Identify all lines in the listing that include the word "Pulmonary", and copy them out.
[START EXTRACTED ENTRIES]
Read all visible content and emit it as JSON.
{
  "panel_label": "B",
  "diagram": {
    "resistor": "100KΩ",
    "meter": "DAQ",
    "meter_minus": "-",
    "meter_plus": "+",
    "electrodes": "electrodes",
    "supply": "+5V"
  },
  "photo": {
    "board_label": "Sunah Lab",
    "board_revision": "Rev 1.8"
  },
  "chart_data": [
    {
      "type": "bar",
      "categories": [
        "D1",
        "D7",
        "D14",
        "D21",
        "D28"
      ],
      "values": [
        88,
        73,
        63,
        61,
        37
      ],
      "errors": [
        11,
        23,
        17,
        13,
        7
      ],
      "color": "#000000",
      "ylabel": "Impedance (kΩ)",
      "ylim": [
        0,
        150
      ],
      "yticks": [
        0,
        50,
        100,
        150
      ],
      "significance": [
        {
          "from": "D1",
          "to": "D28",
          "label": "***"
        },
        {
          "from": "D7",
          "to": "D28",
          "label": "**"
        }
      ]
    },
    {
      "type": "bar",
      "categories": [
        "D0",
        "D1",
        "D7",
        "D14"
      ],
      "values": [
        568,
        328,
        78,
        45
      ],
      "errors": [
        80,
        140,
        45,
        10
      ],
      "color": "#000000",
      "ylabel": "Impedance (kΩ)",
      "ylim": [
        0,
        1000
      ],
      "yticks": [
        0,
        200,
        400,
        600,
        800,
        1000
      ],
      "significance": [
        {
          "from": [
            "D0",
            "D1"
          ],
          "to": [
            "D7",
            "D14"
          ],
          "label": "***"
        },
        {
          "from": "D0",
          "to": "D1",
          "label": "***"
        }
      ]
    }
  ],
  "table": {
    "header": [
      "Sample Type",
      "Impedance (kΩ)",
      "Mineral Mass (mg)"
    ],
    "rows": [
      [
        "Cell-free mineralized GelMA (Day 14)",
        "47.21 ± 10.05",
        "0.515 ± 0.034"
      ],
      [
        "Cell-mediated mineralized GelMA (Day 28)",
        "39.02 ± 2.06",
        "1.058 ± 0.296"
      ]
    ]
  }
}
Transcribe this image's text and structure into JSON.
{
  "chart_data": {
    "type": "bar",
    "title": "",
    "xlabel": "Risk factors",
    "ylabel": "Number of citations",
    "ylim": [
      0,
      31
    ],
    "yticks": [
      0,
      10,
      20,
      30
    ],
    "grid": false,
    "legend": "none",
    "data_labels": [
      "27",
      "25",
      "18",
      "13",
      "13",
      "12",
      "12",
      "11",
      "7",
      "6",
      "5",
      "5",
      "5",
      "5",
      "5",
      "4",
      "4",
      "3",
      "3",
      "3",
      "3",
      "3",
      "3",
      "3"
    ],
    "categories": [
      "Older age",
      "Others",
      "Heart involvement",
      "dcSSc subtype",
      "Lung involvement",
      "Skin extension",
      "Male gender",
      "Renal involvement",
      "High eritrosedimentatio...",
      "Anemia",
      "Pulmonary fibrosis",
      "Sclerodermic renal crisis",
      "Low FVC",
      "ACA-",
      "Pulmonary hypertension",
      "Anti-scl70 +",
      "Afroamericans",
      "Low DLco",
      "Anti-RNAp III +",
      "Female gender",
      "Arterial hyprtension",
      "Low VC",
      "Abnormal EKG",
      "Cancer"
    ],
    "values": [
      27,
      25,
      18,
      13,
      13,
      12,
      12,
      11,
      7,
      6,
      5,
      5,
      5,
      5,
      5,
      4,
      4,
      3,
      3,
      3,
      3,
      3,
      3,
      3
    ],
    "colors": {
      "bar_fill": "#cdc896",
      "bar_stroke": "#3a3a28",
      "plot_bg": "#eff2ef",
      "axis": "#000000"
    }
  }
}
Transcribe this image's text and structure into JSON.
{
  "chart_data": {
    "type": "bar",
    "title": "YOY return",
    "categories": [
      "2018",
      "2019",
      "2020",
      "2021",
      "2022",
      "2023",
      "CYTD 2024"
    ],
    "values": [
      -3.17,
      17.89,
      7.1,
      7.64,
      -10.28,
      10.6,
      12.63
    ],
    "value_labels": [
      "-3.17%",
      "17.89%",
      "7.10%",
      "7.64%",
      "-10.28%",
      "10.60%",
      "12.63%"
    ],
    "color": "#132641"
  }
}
[END EXTRACTED ENTRIES]
**RESPONSE:**
      "Pulmonary fibrosis",
      "Pulmonary hypertension",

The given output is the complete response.